## [PROBLEM DETAILS]
From the entries below, copy out every line with "DDPG" in it.

## [DATA RECORDS]

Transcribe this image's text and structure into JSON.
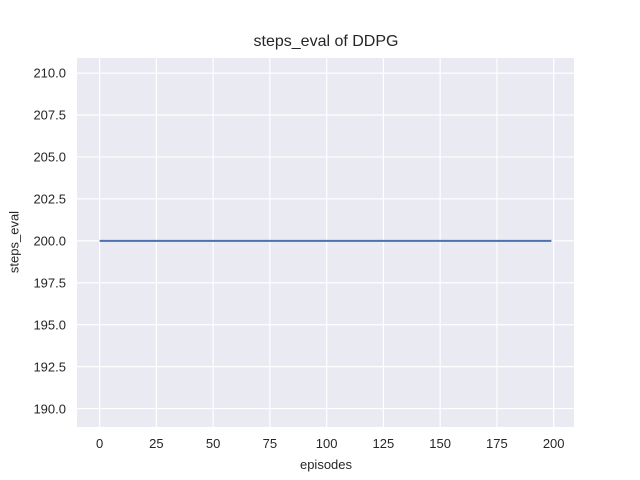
{
  "figure": {
    "title": "steps_eval of DDPG"
  },
  "chart_data": {
    "type": "line",
    "title": "steps_eval of DDPG",
    "xlabel": "episodes",
    "ylabel": "steps_eval",
    "x_ticks": [
      0,
      25,
      50,
      75,
      100,
      125,
      150,
      175,
      200
    ],
    "x_tick_labels": [
      "0",
      "25",
      "50",
      "75",
      "100",
      "125",
      "150",
      "175",
      "200"
    ],
    "y_ticks": [
      190.0,
      192.5,
      195.0,
      197.5,
      200.0,
      202.5,
      205.0,
      207.5,
      210.0
    ],
    "y_tick_labels": [
      "190.0",
      "192.5",
      "195.0",
      "197.5",
      "200.0",
      "202.5",
      "205.0",
      "207.5",
      "210.0"
    ],
    "xlim": [
      -9.95,
      208.95
    ],
    "ylim": [
      188.9,
      210.9
    ],
    "grid": true,
    "legend": null,
    "style": {
      "plot_background": "#eaeaf2",
      "grid_color": "#ffffff",
      "text_color": "#262626",
      "figure_background": "#ffffff"
    },
    "series": [
      {
        "name": "steps_eval",
        "x": [
          0,
          199
        ],
        "y": [
          200.0,
          200.0
        ],
        "color": "#4c72b0",
        "linewidth": 2
      }
    ]
  }
}
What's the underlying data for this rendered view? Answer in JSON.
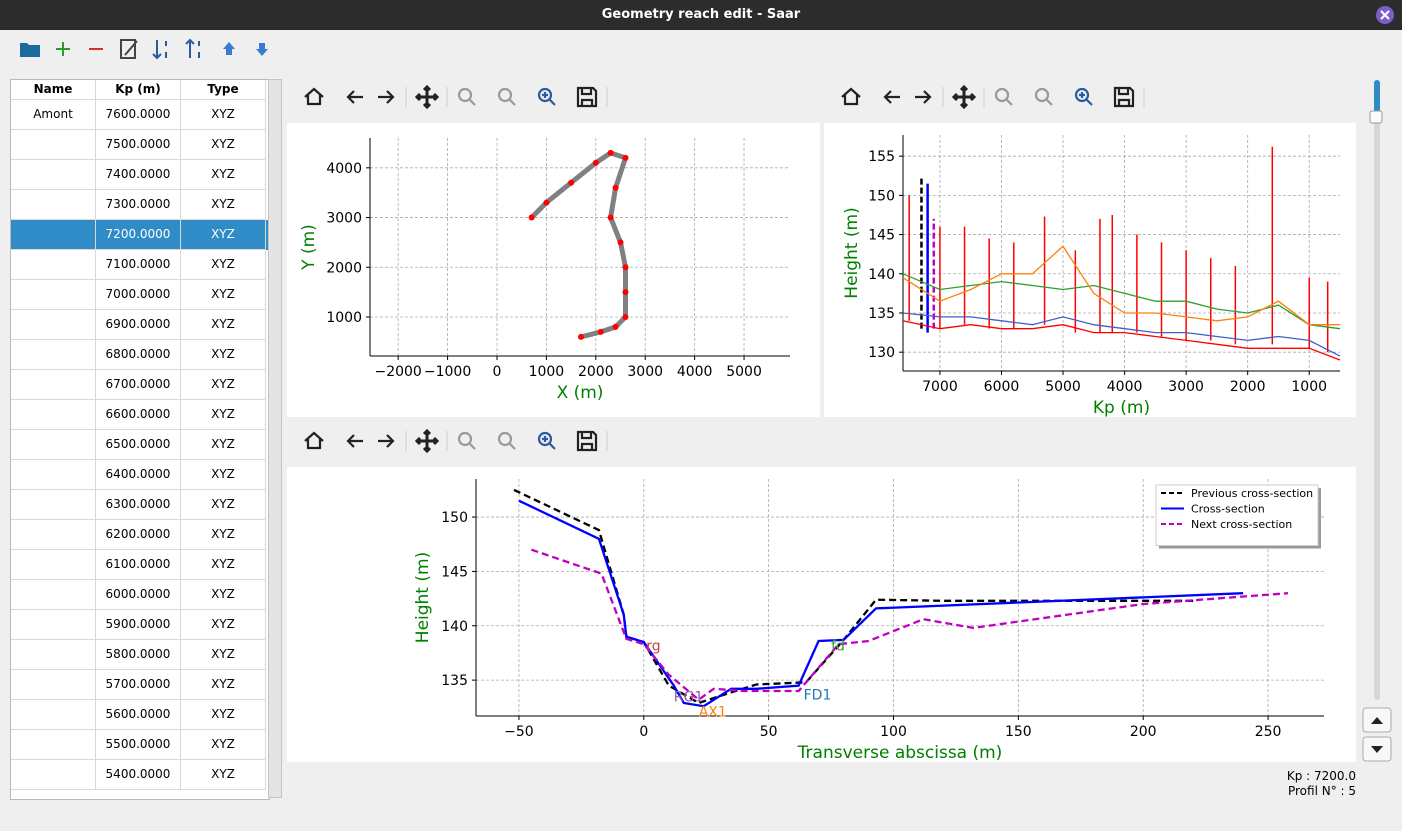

## [TASK RESULT]
    "title": "steps_eval of DDPG"
    "title": "steps_eval of DDPG",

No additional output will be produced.